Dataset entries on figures

┏━━

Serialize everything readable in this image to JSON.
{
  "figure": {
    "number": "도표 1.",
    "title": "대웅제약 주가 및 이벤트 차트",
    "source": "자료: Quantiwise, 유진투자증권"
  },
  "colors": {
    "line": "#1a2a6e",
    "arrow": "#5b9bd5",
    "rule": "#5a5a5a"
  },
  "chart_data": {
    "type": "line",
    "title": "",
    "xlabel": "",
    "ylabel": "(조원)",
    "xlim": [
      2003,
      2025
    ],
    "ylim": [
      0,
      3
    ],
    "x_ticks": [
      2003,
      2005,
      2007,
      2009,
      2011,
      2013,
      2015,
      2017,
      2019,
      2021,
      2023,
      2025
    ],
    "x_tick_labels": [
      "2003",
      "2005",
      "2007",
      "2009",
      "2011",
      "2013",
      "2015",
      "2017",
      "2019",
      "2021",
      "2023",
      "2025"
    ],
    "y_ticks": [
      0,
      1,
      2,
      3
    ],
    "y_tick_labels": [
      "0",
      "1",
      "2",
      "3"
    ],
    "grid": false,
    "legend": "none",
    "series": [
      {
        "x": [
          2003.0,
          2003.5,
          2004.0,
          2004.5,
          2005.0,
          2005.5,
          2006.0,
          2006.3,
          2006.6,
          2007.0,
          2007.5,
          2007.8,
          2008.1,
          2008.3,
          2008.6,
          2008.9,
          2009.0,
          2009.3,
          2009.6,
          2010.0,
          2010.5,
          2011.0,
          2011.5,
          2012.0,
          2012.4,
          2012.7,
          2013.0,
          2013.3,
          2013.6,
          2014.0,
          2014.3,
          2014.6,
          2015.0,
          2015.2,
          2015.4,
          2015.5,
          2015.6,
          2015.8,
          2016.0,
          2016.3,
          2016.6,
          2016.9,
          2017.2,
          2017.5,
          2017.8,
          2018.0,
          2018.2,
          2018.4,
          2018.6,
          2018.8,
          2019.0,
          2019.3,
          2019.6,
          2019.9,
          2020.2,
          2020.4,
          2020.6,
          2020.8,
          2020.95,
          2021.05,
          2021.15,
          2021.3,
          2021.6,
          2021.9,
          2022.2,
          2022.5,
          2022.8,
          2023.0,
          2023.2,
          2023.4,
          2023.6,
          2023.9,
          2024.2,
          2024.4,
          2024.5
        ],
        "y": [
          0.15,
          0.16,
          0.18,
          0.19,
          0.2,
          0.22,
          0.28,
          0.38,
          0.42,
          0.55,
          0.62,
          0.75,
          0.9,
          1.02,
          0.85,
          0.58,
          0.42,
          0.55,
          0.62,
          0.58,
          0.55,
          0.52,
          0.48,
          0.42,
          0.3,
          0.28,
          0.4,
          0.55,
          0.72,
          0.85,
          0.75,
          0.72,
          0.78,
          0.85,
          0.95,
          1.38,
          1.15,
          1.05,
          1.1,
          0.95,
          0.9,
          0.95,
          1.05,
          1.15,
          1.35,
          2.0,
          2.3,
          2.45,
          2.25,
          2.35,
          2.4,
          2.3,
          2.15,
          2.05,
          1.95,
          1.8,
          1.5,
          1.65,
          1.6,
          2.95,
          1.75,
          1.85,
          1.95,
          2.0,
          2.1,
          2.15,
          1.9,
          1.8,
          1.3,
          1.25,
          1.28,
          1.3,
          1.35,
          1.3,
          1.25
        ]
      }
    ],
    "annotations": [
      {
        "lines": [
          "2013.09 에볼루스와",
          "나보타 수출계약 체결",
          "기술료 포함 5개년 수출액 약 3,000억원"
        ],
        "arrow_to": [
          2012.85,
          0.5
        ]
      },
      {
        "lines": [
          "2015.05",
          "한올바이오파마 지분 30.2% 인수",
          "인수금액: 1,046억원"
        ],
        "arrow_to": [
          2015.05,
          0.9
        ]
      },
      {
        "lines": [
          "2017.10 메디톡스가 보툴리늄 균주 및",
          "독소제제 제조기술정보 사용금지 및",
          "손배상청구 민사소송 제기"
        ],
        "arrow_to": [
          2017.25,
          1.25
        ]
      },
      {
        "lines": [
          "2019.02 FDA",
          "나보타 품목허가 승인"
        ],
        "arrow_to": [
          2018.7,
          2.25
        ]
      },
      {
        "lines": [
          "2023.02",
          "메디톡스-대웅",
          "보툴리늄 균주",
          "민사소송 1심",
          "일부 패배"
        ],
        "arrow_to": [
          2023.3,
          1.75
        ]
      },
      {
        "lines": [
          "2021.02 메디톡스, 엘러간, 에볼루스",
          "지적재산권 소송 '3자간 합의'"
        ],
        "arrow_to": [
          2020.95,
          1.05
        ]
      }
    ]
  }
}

┗━━

PROBLEM REQUIREMENTS:
Print the complete listing again, exactly as it stands.

FULL RESPONSE:
Serialize everything readable in this image to JSON.
{
  "figure": {
    "number": "도표 1.",
    "title": "대웅제약 주가 및 이벤트 차트",
    "source": "자료: Quantiwise, 유진투자증권"
  },
  "colors": {
    "line": "#1a2a6e",
    "arrow": "#5b9bd5",
    "rule": "#5a5a5a"
  },
  "chart_data": {
    "type": "line",
    "title": "",
    "xlabel": "",
    "ylabel": "(조원)",
    "xlim": [
      2003,
      2025
    ],
    "ylim": [
      0,
      3
    ],
    "x_ticks": [
      2003,
      2005,
      2007,
      2009,
      2011,
      2013,
      2015,
      2017,
      2019,
      2021,
      2023,
      2025
    ],
    "x_tick_labels": [
      "2003",
      "2005",
      "2007",
      "2009",
      "2011",
      "2013",
      "2015",
      "2017",
      "2019",
      "2021",
      "2023",
      "2025"
    ],
    "y_ticks": [
      0,
      1,
      2,
      3
    ],
    "y_tick_labels": [
      "0",
      "1",
      "2",
      "3"
    ],
    "grid": false,
    "legend": "none",
    "series": [
      {
        "x": [
          2003.0,
          2003.5,
          2004.0,
          2004.5,
          2005.0,
          2005.5,
          2006.0,
          2006.3,
          2006.6,
          2007.0,
          2007.5,
          2007.8,
          2008.1,
          2008.3,
          2008.6,
          2008.9,
          2009.0,
          2009.3,
          2009.6,
          2010.0,
          2010.5,
          2011.0,
          2011.5,
          2012.0,
          2012.4,
          2012.7,
          2013.0,
          2013.3,
          2013.6,
          2014.0,
          2014.3,
          2014.6,
          2015.0,
          2015.2,
          2015.4,
          2015.5,
          2015.6,
          2015.8,
          2016.0,
          2016.3,
          2016.6,
          2016.9,
          2017.2,
          2017.5,
          2017.8,
          2018.0,
          2018.2,
          2018.4,
          2018.6,
          2018.8,
          2019.0,
          2019.3,
          2019.6,
          2019.9,
          2020.2,
          2020.4,
          2020.6,
          2020.8,
          2020.95,
          2021.05,
          2021.15,
          2021.3,
          2021.6,
          2021.9,
          2022.2,
          2022.5,
          2022.8,
          2023.0,
          2023.2,
          2023.4,
          2023.6,
          2023.9,
          2024.2,
          2024.4,
          2024.5
        ],
        "y": [
          0.15,
          0.16,
          0.18,
          0.19,
          0.2,
          0.22,
          0.28,
          0.38,
          0.42,
          0.55,
          0.62,
          0.75,
          0.9,
          1.02,
          0.85,
          0.58,
          0.42,
          0.55,
          0.62,
          0.58,
          0.55,
          0.52,
          0.48,
          0.42,
          0.3,
          0.28,
          0.4,
          0.55,
          0.72,
          0.85,
          0.75,
          0.72,
          0.78,
          0.85,
          0.95,
          1.38,
          1.15,
          1.05,
          1.1,
          0.95,
          0.9,
          0.95,
          1.05,
          1.15,
          1.35,
          2.0,
          2.3,
          2.45,
          2.25,
          2.35,
          2.4,
          2.3,
          2.15,
          2.05,
          1.95,
          1.8,
          1.5,
          1.65,
          1.6,
          2.95,
          1.75,
          1.85,
          1.95,
          2.0,
          2.1,
          2.15,
          1.9,
          1.8,
          1.3,
          1.25,
          1.28,
          1.3,
          1.35,
          1.3,
          1.25
        ]
      }
    ],
    "annotations": [
      {
        "lines": [
          "2013.09 에볼루스와",
          "나보타 수출계약 체결",
          "기술료 포함 5개년 수출액 약 3,000억원"
        ],
        "arrow_to": [
          2012.85,
          0.5
        ]
      },
      {
        "lines": [
          "2015.05",
          "한올바이오파마 지분 30.2% 인수",
          "인수금액: 1,046억원"
        ],
        "arrow_to": [
          2015.05,
          0.9
        ]
      },
      {
        "lines": [
          "2017.10 메디톡스가 보툴리늄 균주 및",
          "독소제제 제조기술정보 사용금지 및",
          "손배상청구 민사소송 제기"
        ],
        "arrow_to": [
          2017.25,
          1.25
        ]
      },
      {
        "lines": [
          "2019.02 FDA",
          "나보타 품목허가 승인"
        ],
        "arrow_to": [
          2018.7,
          2.25
        ]
      },
      {
        "lines": [
          "2023.02",
          "메디톡스-대웅",
          "보툴리늄 균주",
          "민사소송 1심",
          "일부 패배"
        ],
        "arrow_to": [
          2023.3,
          1.75
        ]
      },
      {
        "lines": [
          "2021.02 메디톡스, 엘러간, 에볼루스",
          "지적재산권 소송 '3자간 합의'"
        ],
        "arrow_to": [
          2020.95,
          1.05
        ]
      }
    ]
  }
}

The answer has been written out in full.